Your objective
Select each line where the word "close" appears.

Exercise data
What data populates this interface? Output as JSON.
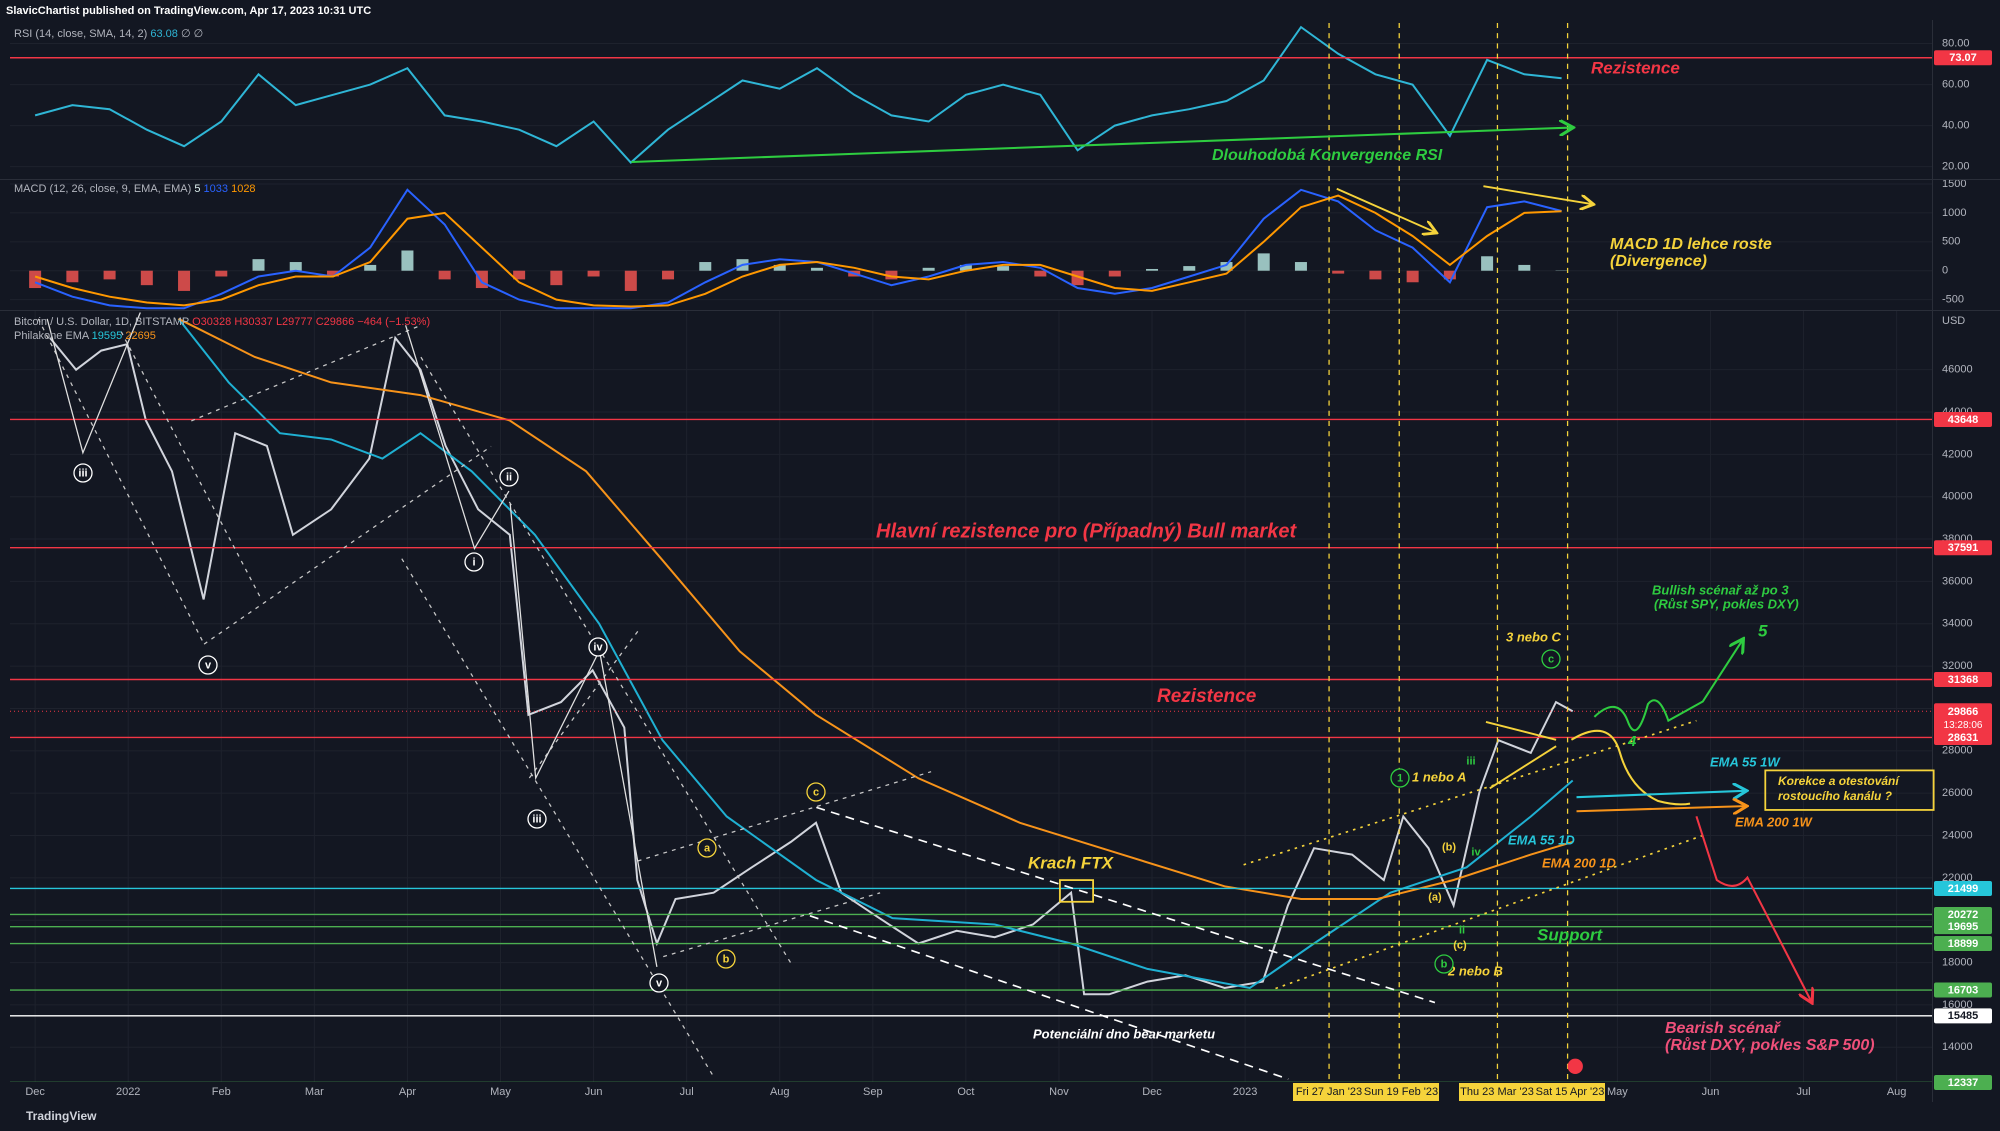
{
  "header": {
    "published": "SlavicChartist published on TradingView.com, Apr 17, 2023 10:31 UTC",
    "footer": "TradingView"
  },
  "chart_data": [
    {
      "type": "line",
      "legend": {
        "title": "RSI (14, close, SMA, 14, 2)",
        "value": 63.08,
        "extra": "∅ ∅"
      },
      "x": [
        0,
        0.4,
        0.8,
        1.2,
        1.6,
        2,
        2.4,
        2.8,
        3.2,
        3.6,
        4,
        4.4,
        4.8,
        5.2,
        5.6,
        6,
        6.4,
        6.8,
        7.2,
        7.6,
        8,
        8.4,
        8.8,
        9.2,
        9.6,
        10,
        10.4,
        10.8,
        11.2,
        11.6,
        12,
        12.4,
        12.8,
        13.2,
        13.6,
        14,
        14.4,
        14.8,
        15.2,
        15.6,
        16,
        16.4
      ],
      "series": [
        {
          "color": "#2fb6d6",
          "values": [
            45,
            50,
            48,
            38,
            30,
            42,
            65,
            50,
            55,
            60,
            68,
            45,
            42,
            38,
            30,
            42,
            22,
            38,
            50,
            62,
            58,
            68,
            55,
            45,
            42,
            55,
            60,
            55,
            28,
            40,
            45,
            48,
            52,
            62,
            88,
            75,
            65,
            60,
            35,
            72,
            65,
            63.08
          ]
        }
      ],
      "xlim": [
        -0.27,
        20.38
      ],
      "ylim": [
        14,
        90
      ],
      "yticks": [
        {
          "value": 20,
          "label": "20.00"
        },
        {
          "value": 40,
          "label": "40.00"
        },
        {
          "value": 60,
          "label": "60.00"
        },
        {
          "value": 80,
          "label": "80.00"
        }
      ],
      "levels": [
        {
          "value": 73.07,
          "color": "#f23645"
        }
      ]
    },
    {
      "type": "bar",
      "legend": {
        "title": "MACD (12, 26, close, 9, EMA, EMA)",
        "values": [
          5,
          1033,
          1028
        ]
      },
      "x": [
        0,
        0.4,
        0.8,
        1.2,
        1.6,
        2,
        2.4,
        2.8,
        3.2,
        3.6,
        4,
        4.4,
        4.8,
        5.2,
        5.6,
        6,
        6.4,
        6.8,
        7.2,
        7.6,
        8,
        8.4,
        8.8,
        9.2,
        9.6,
        10,
        10.4,
        10.8,
        11.2,
        11.6,
        12,
        12.4,
        12.8,
        13.2,
        13.6,
        14,
        14.4,
        14.8,
        15.2,
        15.6,
        16,
        16.4
      ],
      "series": [
        {
          "type": "bar",
          "color": "#b2dfdb",
          "negative_color": "#ef5350",
          "values": [
            -300,
            -200,
            -150,
            -250,
            -350,
            -100,
            200,
            150,
            -100,
            100,
            350,
            -150,
            -300,
            -150,
            -250,
            -100,
            -350,
            -150,
            150,
            200,
            100,
            50,
            -100,
            -150,
            50,
            100,
            80,
            -100,
            -250,
            -100,
            30,
            80,
            150,
            300,
            150,
            -50,
            -150,
            -200,
            -150,
            250,
            100,
            5
          ]
        },
        {
          "type": "line",
          "color": "#2962ff",
          "values": [
            -200,
            -450,
            -600,
            -650,
            -650,
            -400,
            -100,
            0,
            -100,
            400,
            1400,
            800,
            -200,
            -500,
            -650,
            -650,
            -650,
            -550,
            -200,
            100,
            200,
            150,
            -50,
            -250,
            -100,
            100,
            150,
            50,
            -300,
            -400,
            -300,
            -100,
            100,
            900,
            1400,
            1200,
            700,
            400,
            -200,
            1100,
            1200,
            1033
          ]
        },
        {
          "type": "line",
          "color": "#ff9800",
          "values": [
            -100,
            -300,
            -450,
            -550,
            -600,
            -500,
            -250,
            -100,
            -100,
            150,
            900,
            1000,
            400,
            -200,
            -500,
            -600,
            -620,
            -600,
            -400,
            -100,
            100,
            150,
            50,
            -100,
            -150,
            0,
            100,
            100,
            -100,
            -300,
            -350,
            -200,
            -50,
            500,
            1100,
            1300,
            1000,
            600,
            100,
            600,
            1000,
            1028
          ]
        }
      ],
      "xlim": [
        -0.27,
        20.38
      ],
      "ylim": [
        -680,
        1570
      ],
      "yticks": [
        -500,
        0,
        500,
        1000,
        1500
      ]
    },
    {
      "type": "line",
      "legend": {
        "title": "Bitcoin / U.S. Dollar, 1D, BITSTAMP",
        "ohlc": [
          "O30328",
          "H30337",
          "L29777",
          "C29866"
        ],
        "change": "−464 (−1.53%)",
        "ema_title": "Philakone EMA",
        "ema_values": [
          19595,
          22695
        ]
      },
      "currency": "USD",
      "series": [
        {
          "color": "#d1d4dc",
          "x": [
            0.16,
            0.44,
            0.71,
            0.99,
            1.19,
            1.47,
            1.81,
            2.15,
            2.49,
            2.77,
            3.18,
            3.59,
            3.87,
            4.14,
            4.41,
            4.76,
            5.1,
            5.3,
            5.65,
            5.99,
            6.33,
            6.47,
            6.68,
            6.88,
            7.29,
            7.7,
            8.12,
            8.39,
            8.66,
            9.07,
            9.49,
            9.9,
            10.31,
            10.72,
            11.13,
            11.27,
            11.54,
            11.95,
            12.36,
            12.78,
            13.19,
            13.46,
            13.74,
            14.15,
            14.49,
            14.7,
            14.97,
            15.24,
            15.52,
            15.72,
            16.07,
            16.34,
            16.52
          ],
          "values": [
            47500,
            46000,
            46900,
            47200,
            43600,
            41200,
            35150,
            43000,
            42400,
            38200,
            39400,
            41800,
            47500,
            46000,
            42400,
            39400,
            38200,
            29700,
            30300,
            31800,
            29100,
            21900,
            18900,
            21000,
            21300,
            22500,
            23700,
            24600,
            21300,
            20100,
            18900,
            19500,
            19200,
            19800,
            21300,
            16500,
            16500,
            17100,
            17400,
            16800,
            17100,
            20700,
            23400,
            23100,
            21900,
            24900,
            23400,
            20700,
            26100,
            28500,
            27900,
            30300,
            29866
          ]
        },
        {
          "color": "#1fb0d2",
          "x": [
            1.54,
            2.08,
            2.63,
            3.18,
            3.73,
            4.14,
            4.69,
            5.37,
            6.06,
            6.74,
            7.43,
            8.39,
            9.21,
            10.31,
            11.13,
            11.95,
            13.05,
            13.74,
            14.56,
            15.38,
            16.07,
            16.52
          ],
          "values": [
            48400,
            45400,
            43000,
            42700,
            41800,
            43000,
            41200,
            38200,
            34000,
            28500,
            24900,
            21900,
            20100,
            19800,
            18900,
            17700,
            16800,
            18900,
            21300,
            22500,
            24900,
            26600
          ]
        },
        {
          "color": "#f7931a",
          "x": [
            1.54,
            2.36,
            3.18,
            4.14,
            5.1,
            5.92,
            6.74,
            7.57,
            8.39,
            9.49,
            10.58,
            11.68,
            12.78,
            13.6,
            14.42,
            15.24,
            16.07,
            16.52
          ],
          "values": [
            48400,
            46600,
            45400,
            44800,
            43600,
            41200,
            37000,
            32700,
            29700,
            26700,
            24600,
            23100,
            21600,
            21000,
            21000,
            21900,
            23100,
            23700
          ]
        }
      ],
      "xlim": [
        -0.27,
        20.38
      ],
      "ylim": [
        12360,
        48770
      ],
      "xticks": [
        {
          "value": 0,
          "label": "Dec"
        },
        {
          "value": 1,
          "label": "2022"
        },
        {
          "value": 2,
          "label": "Feb"
        },
        {
          "value": 3,
          "label": "Mar"
        },
        {
          "value": 4,
          "label": "Apr"
        },
        {
          "value": 5,
          "label": "May"
        },
        {
          "value": 6,
          "label": "Jun"
        },
        {
          "value": 7,
          "label": "Jul"
        },
        {
          "value": 8,
          "label": "Aug"
        },
        {
          "value": 9,
          "label": "Sep"
        },
        {
          "value": 10,
          "label": "Oct"
        },
        {
          "value": 11,
          "label": "Nov"
        },
        {
          "value": 12,
          "label": "Dec"
        },
        {
          "value": 13,
          "label": "2023"
        },
        {
          "value": 17,
          "label": "May"
        },
        {
          "value": 18,
          "label": "Jun"
        },
        {
          "value": 19,
          "label": "Jul"
        },
        {
          "value": 20,
          "label": "Aug"
        }
      ],
      "yticks": [
        14000,
        16000,
        18000,
        20000,
        22000,
        24000,
        26000,
        28000,
        30000,
        32000,
        34000,
        36000,
        38000,
        40000,
        42000,
        44000,
        46000
      ],
      "levels": [
        {
          "value": 43648,
          "color": "#f23645"
        },
        {
          "value": 37591,
          "color": "#f23645"
        },
        {
          "value": 31368,
          "color": "#f23645"
        },
        {
          "value": 28631,
          "color": "#f23645"
        },
        {
          "value": 21499,
          "color": "#26c6da"
        },
        {
          "value": 20272,
          "color": "#4caf50"
        },
        {
          "value": 19695,
          "color": "#4caf50"
        },
        {
          "value": 18899,
          "color": "#4caf50"
        },
        {
          "value": 16703,
          "color": "#4caf50"
        },
        {
          "value": 15485,
          "color": "#ffffff"
        },
        {
          "value": 12337,
          "color": "#4caf50"
        }
      ],
      "current": {
        "value": 29866,
        "time": "13:28:06",
        "color": "#f23645"
      }
    }
  ],
  "annotations": [
    {
      "text": "Rezistence",
      "color": "#f23645"
    },
    {
      "text": "Dlouhodobá Konvergence RSI",
      "color": "#2ecc40"
    },
    {
      "text": "MACD 1D lehce roste",
      "color": "#f5d33b"
    },
    {
      "text": "(Divergence)",
      "color": "#f5d33b"
    },
    {
      "text": "Hlavní rezistence pro (Případný) Bull market",
      "color": "#f23645"
    },
    {
      "text": "Rezistence",
      "color": "#f23645"
    },
    {
      "text": "Krach FTX",
      "color": "#f5d33b"
    },
    {
      "text": "Potenciální dno bear marketu",
      "color": "#ffffff"
    },
    {
      "text": "Support",
      "color": "#2ecc40"
    },
    {
      "text": "Bullish scénař až po 3",
      "color": "#2ecc40"
    },
    {
      "text": "(Růst SPY, pokles DXY)",
      "color": "#2ecc40"
    },
    {
      "text": "5",
      "color": "#2ecc40"
    },
    {
      "text": "4",
      "color": "#2ecc40"
    },
    {
      "text": "3 nebo C",
      "color": "#f5d33b"
    },
    {
      "text": "1 nebo A",
      "color": "#f5d33b"
    },
    {
      "text": "EMA 55 1W",
      "color": "#26c6da"
    },
    {
      "text": "Korekce a otestování",
      "color": "#f5d33b"
    },
    {
      "text": "rostoucího kanálu ?",
      "color": "#f5d33b"
    },
    {
      "text": "EMA 200 1W",
      "color": "#f7931a"
    },
    {
      "text": "EMA 55 1D",
      "color": "#26c6da"
    },
    {
      "text": "EMA 200 1D",
      "color": "#f7931a"
    },
    {
      "text": "2 nebo B",
      "color": "#f5d33b"
    },
    {
      "text": "Bearish scénař",
      "color": "#f0507a"
    },
    {
      "text": "(Růst DXY, pokles S&P 500)",
      "color": "#f0507a"
    }
  ],
  "wave_labels": [
    {
      "text": "iii",
      "color": "#ffffff",
      "circled": true
    },
    {
      "text": "v",
      "color": "#ffffff",
      "circled": true
    },
    {
      "text": "i",
      "color": "#ffffff",
      "circled": true
    },
    {
      "text": "ii",
      "color": "#ffffff",
      "circled": true
    },
    {
      "text": "iv",
      "color": "#ffffff",
      "circled": true
    },
    {
      "text": "iii",
      "color": "#ffffff",
      "circled": true
    },
    {
      "text": "v",
      "color": "#ffffff",
      "circled": true
    },
    {
      "text": "a",
      "color": "#f5d33b",
      "circled": true
    },
    {
      "text": "b",
      "color": "#f5d33b",
      "circled": true
    },
    {
      "text": "c",
      "color": "#f5d33b",
      "circled": true
    },
    {
      "text": "(a)",
      "color": "#f5d33b",
      "circled": false
    },
    {
      "text": "(b)",
      "color": "#f5d33b",
      "circled": false
    },
    {
      "text": "(c)",
      "color": "#f5d33b",
      "circled": false
    },
    {
      "text": "ii",
      "color": "#2ecc40",
      "circled": false
    },
    {
      "text": "iii",
      "color": "#2ecc40",
      "circled": false
    },
    {
      "text": "iv",
      "color": "#2ecc40",
      "circled": false
    },
    {
      "text": "c",
      "color": "#2ecc40",
      "circled": true
    },
    {
      "text": "b",
      "color": "#2ecc40",
      "circled": true
    },
    {
      "text": "1",
      "color": "#2ecc40",
      "circled": true
    }
  ],
  "date_labels": [
    "Fri 27 Jan '23",
    "Sun 19 Feb '23",
    "Thu 23 Mar '23",
    "Sat 15 Apr '23"
  ]
}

Complete response
        "title": "RSI (14, close, SMA, 14, 2)",
        "title": "MACD (12, 26, close, 9, EMA, EMA)",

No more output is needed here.